WHAT TO DO
Copy out all of the material below, line for line, without changing anything.

INPUT
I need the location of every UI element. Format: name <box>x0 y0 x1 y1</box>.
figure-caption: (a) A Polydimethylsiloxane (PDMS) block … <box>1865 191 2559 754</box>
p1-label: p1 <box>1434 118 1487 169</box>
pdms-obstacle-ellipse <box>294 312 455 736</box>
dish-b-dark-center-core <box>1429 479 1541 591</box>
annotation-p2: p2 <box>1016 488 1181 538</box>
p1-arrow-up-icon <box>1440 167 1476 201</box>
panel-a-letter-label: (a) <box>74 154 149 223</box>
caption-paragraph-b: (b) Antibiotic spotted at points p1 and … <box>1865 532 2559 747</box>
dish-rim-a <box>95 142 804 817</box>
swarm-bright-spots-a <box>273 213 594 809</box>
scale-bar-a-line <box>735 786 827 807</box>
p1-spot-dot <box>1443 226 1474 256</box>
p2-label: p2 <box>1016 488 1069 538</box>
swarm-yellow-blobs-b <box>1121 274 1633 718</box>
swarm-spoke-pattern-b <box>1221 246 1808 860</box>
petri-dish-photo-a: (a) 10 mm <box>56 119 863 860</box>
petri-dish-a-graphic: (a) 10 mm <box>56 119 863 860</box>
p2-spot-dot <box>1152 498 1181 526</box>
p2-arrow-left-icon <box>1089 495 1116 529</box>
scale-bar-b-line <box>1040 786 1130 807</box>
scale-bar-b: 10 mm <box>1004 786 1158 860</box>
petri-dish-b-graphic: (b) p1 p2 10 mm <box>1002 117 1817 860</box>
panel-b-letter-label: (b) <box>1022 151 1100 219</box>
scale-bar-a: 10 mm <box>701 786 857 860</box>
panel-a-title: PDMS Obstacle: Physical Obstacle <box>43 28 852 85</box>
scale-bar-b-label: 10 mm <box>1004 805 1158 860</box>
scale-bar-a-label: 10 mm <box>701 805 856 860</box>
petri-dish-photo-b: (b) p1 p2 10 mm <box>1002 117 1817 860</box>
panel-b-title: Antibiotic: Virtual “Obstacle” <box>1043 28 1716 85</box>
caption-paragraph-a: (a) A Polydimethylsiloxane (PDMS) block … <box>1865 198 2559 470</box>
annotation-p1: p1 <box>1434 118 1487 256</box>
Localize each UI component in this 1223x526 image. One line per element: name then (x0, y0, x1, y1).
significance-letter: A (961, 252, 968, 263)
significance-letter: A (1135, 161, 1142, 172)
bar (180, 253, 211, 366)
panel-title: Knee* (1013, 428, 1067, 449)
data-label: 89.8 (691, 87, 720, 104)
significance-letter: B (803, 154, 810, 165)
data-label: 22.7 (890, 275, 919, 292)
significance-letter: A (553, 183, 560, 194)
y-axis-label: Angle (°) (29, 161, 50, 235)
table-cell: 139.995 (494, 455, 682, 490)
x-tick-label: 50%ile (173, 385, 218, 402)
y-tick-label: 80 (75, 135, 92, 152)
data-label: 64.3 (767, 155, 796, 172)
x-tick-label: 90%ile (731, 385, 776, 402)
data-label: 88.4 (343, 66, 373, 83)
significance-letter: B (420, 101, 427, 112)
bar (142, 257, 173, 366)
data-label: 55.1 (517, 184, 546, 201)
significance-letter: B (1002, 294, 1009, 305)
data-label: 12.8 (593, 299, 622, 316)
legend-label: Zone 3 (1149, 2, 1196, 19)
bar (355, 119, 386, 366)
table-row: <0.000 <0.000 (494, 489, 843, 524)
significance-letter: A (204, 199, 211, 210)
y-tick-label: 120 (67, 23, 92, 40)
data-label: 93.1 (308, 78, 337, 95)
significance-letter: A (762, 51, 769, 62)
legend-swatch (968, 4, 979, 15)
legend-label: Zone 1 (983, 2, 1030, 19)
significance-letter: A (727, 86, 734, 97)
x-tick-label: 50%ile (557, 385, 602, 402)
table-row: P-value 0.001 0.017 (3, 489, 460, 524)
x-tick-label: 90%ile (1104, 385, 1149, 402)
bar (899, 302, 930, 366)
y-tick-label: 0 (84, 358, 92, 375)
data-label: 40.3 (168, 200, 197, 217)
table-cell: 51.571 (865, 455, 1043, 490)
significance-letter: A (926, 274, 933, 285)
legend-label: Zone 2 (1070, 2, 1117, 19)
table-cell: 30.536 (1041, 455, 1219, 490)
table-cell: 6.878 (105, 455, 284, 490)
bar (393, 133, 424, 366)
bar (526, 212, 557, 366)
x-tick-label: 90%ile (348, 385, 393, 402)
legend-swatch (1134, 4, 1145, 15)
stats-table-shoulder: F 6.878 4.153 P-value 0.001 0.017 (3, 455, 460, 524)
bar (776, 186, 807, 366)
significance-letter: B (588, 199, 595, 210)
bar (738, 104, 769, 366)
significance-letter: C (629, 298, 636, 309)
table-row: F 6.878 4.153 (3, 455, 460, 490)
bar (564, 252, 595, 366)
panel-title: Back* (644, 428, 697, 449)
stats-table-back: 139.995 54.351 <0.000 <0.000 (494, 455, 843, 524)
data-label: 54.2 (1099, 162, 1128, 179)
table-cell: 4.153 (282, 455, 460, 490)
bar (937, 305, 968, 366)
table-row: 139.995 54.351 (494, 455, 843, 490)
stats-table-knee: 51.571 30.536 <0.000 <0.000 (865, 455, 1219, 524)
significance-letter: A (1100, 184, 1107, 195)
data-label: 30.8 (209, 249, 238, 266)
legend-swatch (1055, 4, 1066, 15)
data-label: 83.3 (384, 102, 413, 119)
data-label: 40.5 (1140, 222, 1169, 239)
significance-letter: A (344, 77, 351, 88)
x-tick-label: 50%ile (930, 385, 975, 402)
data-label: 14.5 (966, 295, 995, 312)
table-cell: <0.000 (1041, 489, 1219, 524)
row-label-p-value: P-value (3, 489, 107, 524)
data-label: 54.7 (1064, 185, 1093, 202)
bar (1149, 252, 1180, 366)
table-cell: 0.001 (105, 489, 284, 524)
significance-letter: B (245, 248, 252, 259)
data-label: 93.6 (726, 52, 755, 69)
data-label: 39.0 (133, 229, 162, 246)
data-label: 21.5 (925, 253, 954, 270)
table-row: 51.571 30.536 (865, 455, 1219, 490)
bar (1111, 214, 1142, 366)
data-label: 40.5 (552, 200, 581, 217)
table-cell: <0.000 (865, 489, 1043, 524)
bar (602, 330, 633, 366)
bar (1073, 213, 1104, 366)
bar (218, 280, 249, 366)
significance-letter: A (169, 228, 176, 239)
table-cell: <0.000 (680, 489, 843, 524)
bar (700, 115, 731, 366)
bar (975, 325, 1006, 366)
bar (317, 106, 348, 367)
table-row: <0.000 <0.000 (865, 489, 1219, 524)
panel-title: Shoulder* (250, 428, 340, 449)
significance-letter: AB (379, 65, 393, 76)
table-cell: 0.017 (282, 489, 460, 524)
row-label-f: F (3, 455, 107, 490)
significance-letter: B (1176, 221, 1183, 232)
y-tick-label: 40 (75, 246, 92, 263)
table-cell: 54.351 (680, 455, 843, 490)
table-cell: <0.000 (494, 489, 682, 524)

EXERCISE RESPONSE
I need the location of every UI element. Format: name <box>x0 y0 x1 y1</box>.
figure-caption: (a) A Polydimethylsiloxane (PDMS) block … <box>1865 191 2559 754</box>
p1-label: p1 <box>1434 118 1487 169</box>
pdms-obstacle-ellipse <box>294 312 455 736</box>
dish-b-dark-center-core <box>1429 479 1541 591</box>
annotation-p2: p2 <box>1016 488 1181 538</box>
p1-arrow-up-icon <box>1440 167 1476 201</box>
panel-a-letter-label: (a) <box>74 154 149 223</box>
caption-paragraph-b: (b) Antibiotic spotted at points p1 and … <box>1865 532 2559 747</box>
dish-rim-a <box>95 142 804 817</box>
swarm-bright-spots-a <box>273 213 594 809</box>
scale-bar-a-line <box>735 786 827 807</box>
p1-spot-dot <box>1443 226 1474 256</box>
p2-label: p2 <box>1016 488 1069 538</box>
swarm-yellow-blobs-b <box>1121 274 1633 718</box>
swarm-spoke-pattern-b <box>1221 246 1808 860</box>
petri-dish-photo-a: (a) 10 mm <box>56 119 863 860</box>
petri-dish-a-graphic: (a) 10 mm <box>56 119 863 860</box>
p2-spot-dot <box>1152 498 1181 526</box>
p2-arrow-left-icon <box>1089 495 1116 529</box>
scale-bar-b-line <box>1040 786 1130 807</box>
scale-bar-b: 10 mm <box>1004 786 1158 860</box>
petri-dish-b-graphic: (b) p1 p2 10 mm <box>1002 117 1817 860</box>
panel-b-letter-label: (b) <box>1022 151 1100 219</box>
scale-bar-a: 10 mm <box>701 786 857 860</box>
panel-a-title: PDMS Obstacle: Physical Obstacle <box>43 28 852 85</box>
scale-bar-b-label: 10 mm <box>1004 805 1158 860</box>
scale-bar-a-label: 10 mm <box>701 805 856 860</box>
petri-dish-photo-b: (b) p1 p2 10 mm <box>1002 117 1817 860</box>
panel-b-title: Antibiotic: Virtual “Obstacle” <box>1043 28 1716 85</box>
caption-paragraph-a: (a) A Polydimethylsiloxane (PDMS) block … <box>1865 198 2559 470</box>
annotation-p1: p1 <box>1434 118 1487 256</box>
Localize each UI component in this 1223x526 image. One line per element: name then (x0, y0, x1, y1).
significance-letter: A (961, 252, 968, 263)
significance-letter: A (1135, 161, 1142, 172)
bar (180, 253, 211, 366)
panel-title: Knee* (1013, 428, 1067, 449)
data-label: 89.8 (691, 87, 720, 104)
significance-letter: B (803, 154, 810, 165)
data-label: 22.7 (890, 275, 919, 292)
significance-letter: A (553, 183, 560, 194)
y-axis-label: Angle (°) (29, 161, 50, 235)
table-cell: 139.995 (494, 455, 682, 490)
x-tick-label: 50%ile (173, 385, 218, 402)
y-tick-label: 80 (75, 135, 92, 152)
data-label: 64.3 (767, 155, 796, 172)
x-tick-label: 90%ile (731, 385, 776, 402)
data-label: 88.4 (343, 66, 373, 83)
significance-letter: B (420, 101, 427, 112)
bar (142, 257, 173, 366)
data-label: 55.1 (517, 184, 546, 201)
significance-letter: B (1002, 294, 1009, 305)
data-label: 12.8 (593, 299, 622, 316)
legend-label: Zone 3 (1149, 2, 1196, 19)
bar (355, 119, 386, 366)
table-row: <0.000 <0.000 (494, 489, 843, 524)
significance-letter: A (204, 199, 211, 210)
y-tick-label: 120 (67, 23, 92, 40)
data-label: 93.1 (308, 78, 337, 95)
significance-letter: A (762, 51, 769, 62)
legend-swatch (968, 4, 979, 15)
legend-label: Zone 1 (983, 2, 1030, 19)
significance-letter: A (727, 86, 734, 97)
x-tick-label: 50%ile (557, 385, 602, 402)
table-row: P-value 0.001 0.017 (3, 489, 460, 524)
x-tick-label: 90%ile (1104, 385, 1149, 402)
bar (899, 302, 930, 366)
y-tick-label: 0 (84, 358, 92, 375)
data-label: 40.3 (168, 200, 197, 217)
table-cell: 51.571 (865, 455, 1043, 490)
significance-letter: A (926, 274, 933, 285)
legend-label: Zone 2 (1070, 2, 1117, 19)
table-cell: 30.536 (1041, 455, 1219, 490)
table-cell: 6.878 (105, 455, 284, 490)
bar (393, 133, 424, 366)
bar (526, 212, 557, 366)
x-tick-label: 90%ile (348, 385, 393, 402)
legend-swatch (1134, 4, 1145, 15)
stats-table-shoulder: F 6.878 4.153 P-value 0.001 0.017 (3, 455, 460, 524)
bar (776, 186, 807, 366)
significance-letter: B (588, 199, 595, 210)
bar (738, 104, 769, 366)
significance-letter: C (629, 298, 636, 309)
table-row: F 6.878 4.153 (3, 455, 460, 490)
bar (564, 252, 595, 366)
panel-title: Back* (644, 428, 697, 449)
stats-table-back: 139.995 54.351 <0.000 <0.000 (494, 455, 843, 524)
data-label: 54.2 (1099, 162, 1128, 179)
table-cell: 4.153 (282, 455, 460, 490)
bar (937, 305, 968, 366)
table-row: 139.995 54.351 (494, 455, 843, 490)
stats-table-knee: 51.571 30.536 <0.000 <0.000 (865, 455, 1219, 524)
significance-letter: A (1100, 184, 1107, 195)
data-label: 30.8 (209, 249, 238, 266)
legend-swatch (1055, 4, 1066, 15)
data-label: 83.3 (384, 102, 413, 119)
data-label: 40.5 (1140, 222, 1169, 239)
significance-letter: A (344, 77, 351, 88)
x-tick-label: 50%ile (930, 385, 975, 402)
data-label: 14.5 (966, 295, 995, 312)
table-cell: <0.000 (1041, 489, 1219, 524)
row-label-p-value: P-value (3, 489, 107, 524)
data-label: 54.7 (1064, 185, 1093, 202)
bar (1149, 252, 1180, 366)
table-cell: 0.001 (105, 489, 284, 524)
significance-letter: B (245, 248, 252, 259)
data-label: 93.6 (726, 52, 755, 69)
data-label: 39.0 (133, 229, 162, 246)
data-label: 21.5 (925, 253, 954, 270)
table-row: 51.571 30.536 (865, 455, 1219, 490)
bar (1111, 214, 1142, 366)
data-label: 40.5 (552, 200, 581, 217)
table-cell: <0.000 (865, 489, 1043, 524)
bar (602, 330, 633, 366)
bar (1073, 213, 1104, 366)
bar (218, 280, 249, 366)
significance-letter: A (169, 228, 176, 239)
table-cell: <0.000 (680, 489, 843, 524)
bar (700, 115, 731, 366)
bar (975, 325, 1006, 366)
bar (317, 106, 348, 367)
table-row: <0.000 <0.000 (865, 489, 1219, 524)
panel-title: Shoulder* (250, 428, 340, 449)
significance-letter: AB (379, 65, 393, 76)
table-cell: 0.017 (282, 489, 460, 524)
row-label-f: F (3, 455, 107, 490)
significance-letter: B (1176, 221, 1183, 232)
y-tick-label: 40 (75, 246, 92, 263)
table-cell: 54.351 (680, 455, 843, 490)
table-cell: <0.000 (494, 489, 682, 524)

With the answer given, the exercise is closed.